§ **DATA SHOWN**
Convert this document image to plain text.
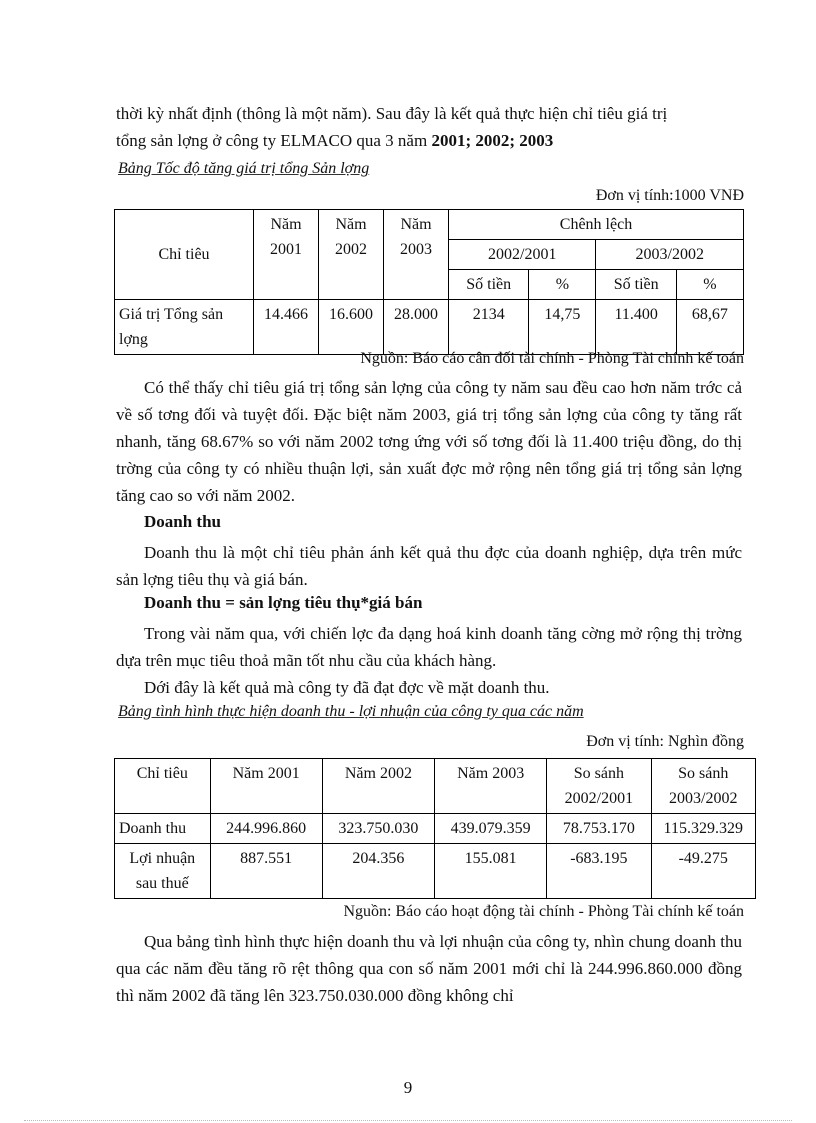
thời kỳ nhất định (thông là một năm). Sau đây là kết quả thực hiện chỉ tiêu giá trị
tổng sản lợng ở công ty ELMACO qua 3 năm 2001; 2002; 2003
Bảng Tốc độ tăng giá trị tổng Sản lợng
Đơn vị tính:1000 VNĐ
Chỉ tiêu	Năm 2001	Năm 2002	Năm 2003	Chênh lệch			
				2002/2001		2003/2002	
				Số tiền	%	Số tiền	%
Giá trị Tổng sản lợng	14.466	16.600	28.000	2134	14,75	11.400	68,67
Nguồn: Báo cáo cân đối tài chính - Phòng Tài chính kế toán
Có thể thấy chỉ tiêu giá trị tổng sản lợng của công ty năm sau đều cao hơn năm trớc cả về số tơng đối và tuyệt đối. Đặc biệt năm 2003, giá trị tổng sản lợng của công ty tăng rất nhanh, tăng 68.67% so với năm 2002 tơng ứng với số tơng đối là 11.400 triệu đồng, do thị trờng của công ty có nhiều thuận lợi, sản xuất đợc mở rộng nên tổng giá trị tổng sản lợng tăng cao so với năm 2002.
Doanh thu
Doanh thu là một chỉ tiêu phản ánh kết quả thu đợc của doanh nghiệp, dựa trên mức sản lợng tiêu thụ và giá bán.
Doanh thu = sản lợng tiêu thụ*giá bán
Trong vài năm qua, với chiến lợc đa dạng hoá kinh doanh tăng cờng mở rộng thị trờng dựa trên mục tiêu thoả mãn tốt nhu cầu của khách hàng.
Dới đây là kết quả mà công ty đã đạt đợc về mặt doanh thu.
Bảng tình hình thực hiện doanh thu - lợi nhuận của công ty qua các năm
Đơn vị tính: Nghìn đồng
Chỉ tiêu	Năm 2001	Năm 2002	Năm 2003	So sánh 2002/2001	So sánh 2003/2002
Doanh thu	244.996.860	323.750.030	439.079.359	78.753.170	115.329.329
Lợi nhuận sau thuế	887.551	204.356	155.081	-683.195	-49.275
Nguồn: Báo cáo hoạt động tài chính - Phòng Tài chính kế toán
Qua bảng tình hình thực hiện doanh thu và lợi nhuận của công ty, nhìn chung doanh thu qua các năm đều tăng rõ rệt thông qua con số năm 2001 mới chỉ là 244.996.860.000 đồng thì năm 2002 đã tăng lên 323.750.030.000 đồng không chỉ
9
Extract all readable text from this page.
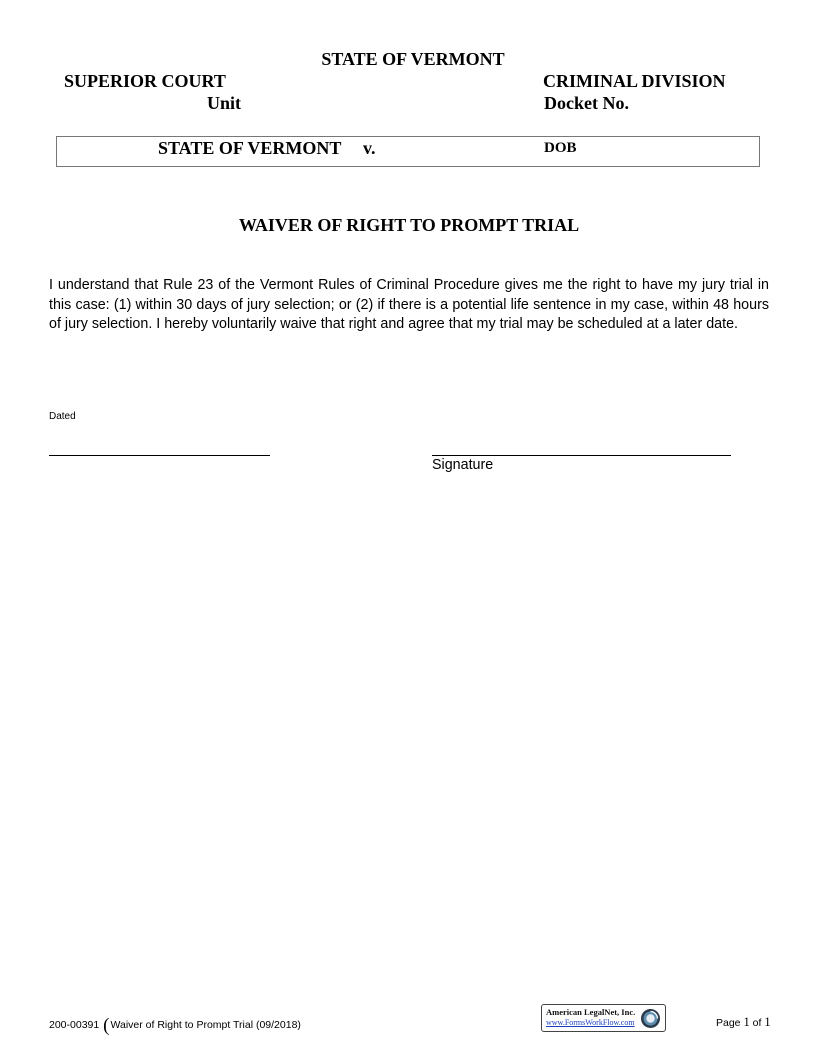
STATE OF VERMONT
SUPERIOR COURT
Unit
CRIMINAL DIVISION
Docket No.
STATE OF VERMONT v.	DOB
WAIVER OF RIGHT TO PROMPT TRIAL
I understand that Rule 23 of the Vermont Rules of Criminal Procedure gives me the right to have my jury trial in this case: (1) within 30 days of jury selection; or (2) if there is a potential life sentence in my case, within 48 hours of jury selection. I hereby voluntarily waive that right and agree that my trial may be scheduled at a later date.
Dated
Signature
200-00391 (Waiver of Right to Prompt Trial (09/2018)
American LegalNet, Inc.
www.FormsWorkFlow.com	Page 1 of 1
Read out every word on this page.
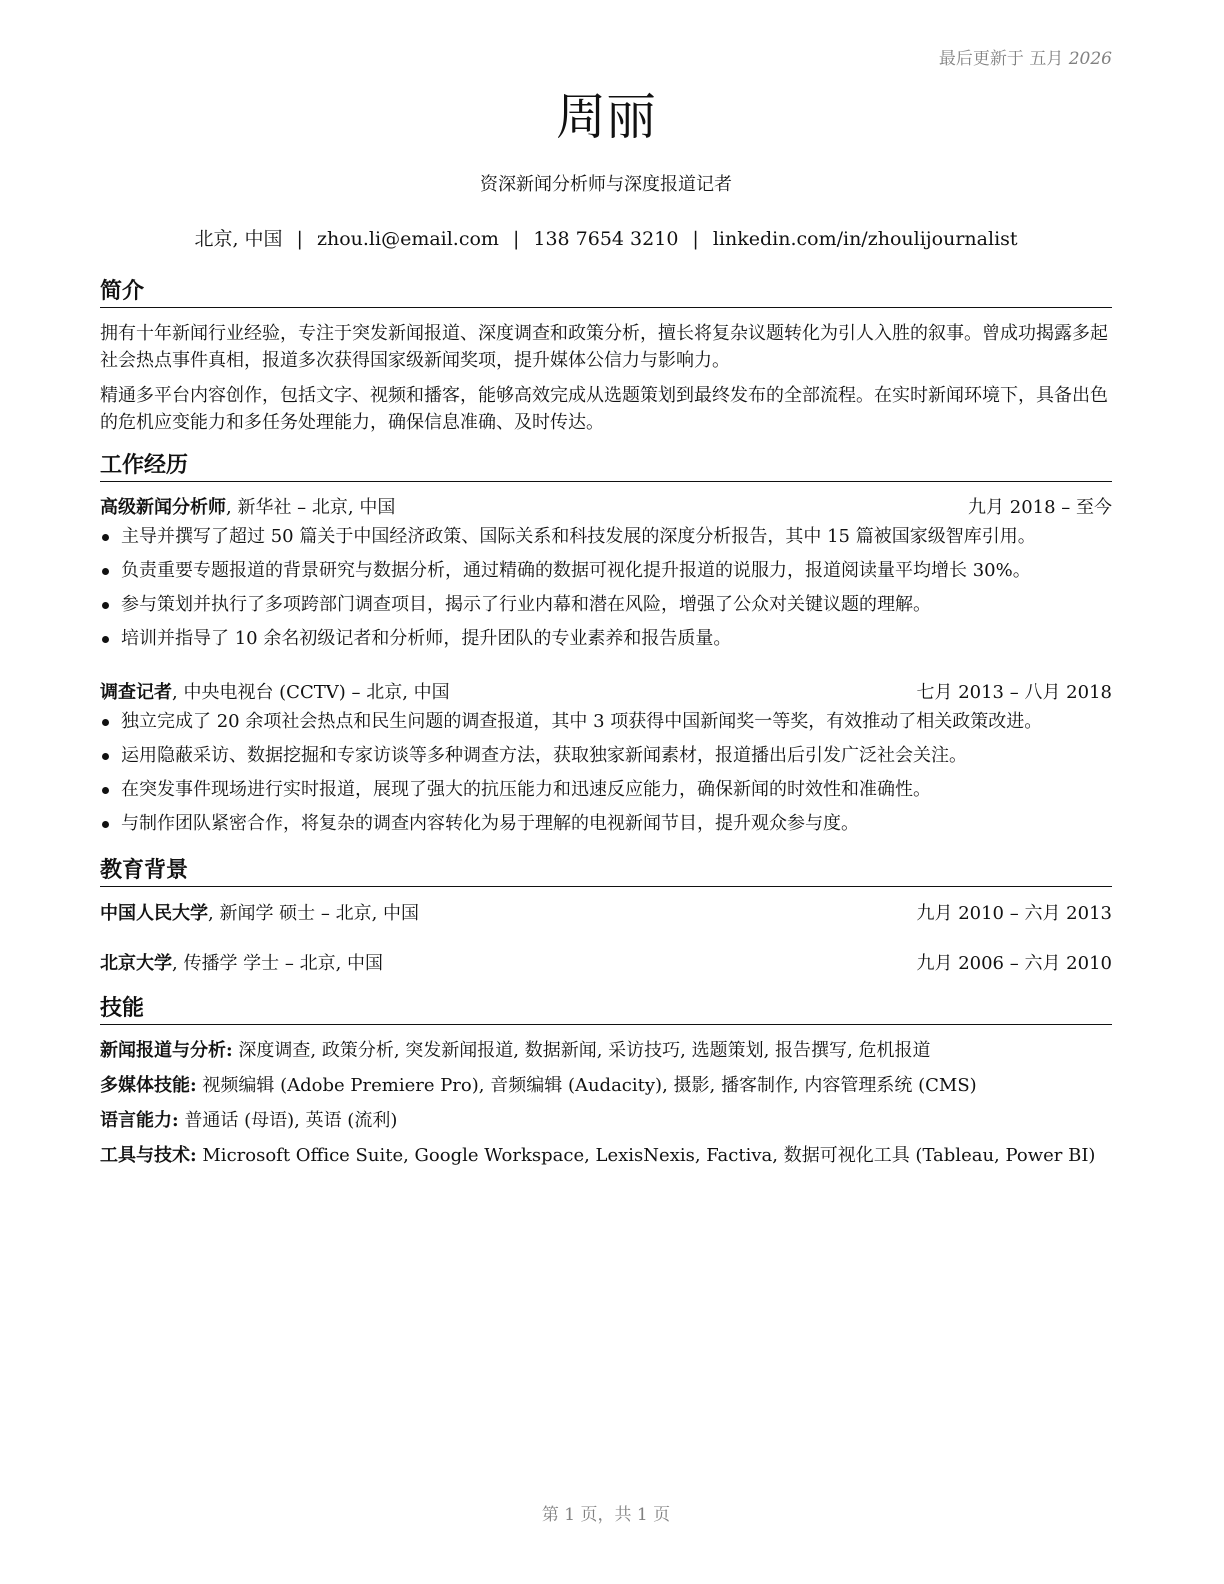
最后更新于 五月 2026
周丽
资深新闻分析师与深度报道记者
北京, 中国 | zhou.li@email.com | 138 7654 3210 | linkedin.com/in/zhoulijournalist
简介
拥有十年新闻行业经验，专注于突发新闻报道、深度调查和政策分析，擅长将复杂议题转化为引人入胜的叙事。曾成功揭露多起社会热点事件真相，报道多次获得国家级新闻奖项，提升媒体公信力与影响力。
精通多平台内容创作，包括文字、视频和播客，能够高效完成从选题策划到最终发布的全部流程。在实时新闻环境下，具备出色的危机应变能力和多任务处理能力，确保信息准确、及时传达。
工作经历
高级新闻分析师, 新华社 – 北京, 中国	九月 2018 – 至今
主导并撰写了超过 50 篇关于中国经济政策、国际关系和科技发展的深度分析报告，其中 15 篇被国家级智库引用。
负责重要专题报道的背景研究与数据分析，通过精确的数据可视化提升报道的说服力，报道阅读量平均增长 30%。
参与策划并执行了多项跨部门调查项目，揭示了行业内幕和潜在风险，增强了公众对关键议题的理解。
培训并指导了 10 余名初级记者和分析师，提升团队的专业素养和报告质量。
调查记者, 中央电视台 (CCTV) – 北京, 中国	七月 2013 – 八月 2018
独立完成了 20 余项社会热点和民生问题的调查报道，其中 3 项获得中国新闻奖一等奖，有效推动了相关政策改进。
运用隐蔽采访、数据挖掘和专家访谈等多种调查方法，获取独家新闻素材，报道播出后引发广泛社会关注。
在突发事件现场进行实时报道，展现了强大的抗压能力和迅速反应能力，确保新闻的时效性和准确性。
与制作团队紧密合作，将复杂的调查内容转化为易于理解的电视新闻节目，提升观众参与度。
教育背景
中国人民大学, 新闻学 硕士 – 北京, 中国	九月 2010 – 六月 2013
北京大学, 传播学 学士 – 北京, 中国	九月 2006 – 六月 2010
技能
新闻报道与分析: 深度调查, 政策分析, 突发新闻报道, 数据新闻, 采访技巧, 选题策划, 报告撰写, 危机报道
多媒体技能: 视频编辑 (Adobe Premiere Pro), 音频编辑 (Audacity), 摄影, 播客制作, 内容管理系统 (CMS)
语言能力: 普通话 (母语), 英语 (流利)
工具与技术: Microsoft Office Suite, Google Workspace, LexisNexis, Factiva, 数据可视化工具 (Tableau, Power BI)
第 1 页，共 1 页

§ **EXERCISE GOAL**
Look through the data and show every line containing "chính".

§ **SOLUTION TO THE PROBLEM**
Nguồn: Báo cáo cân đối tài chính - Phòng Tài chính kế toán
Nguồn: Báo cáo hoạt động tài chính - Phòng Tài chính kế toán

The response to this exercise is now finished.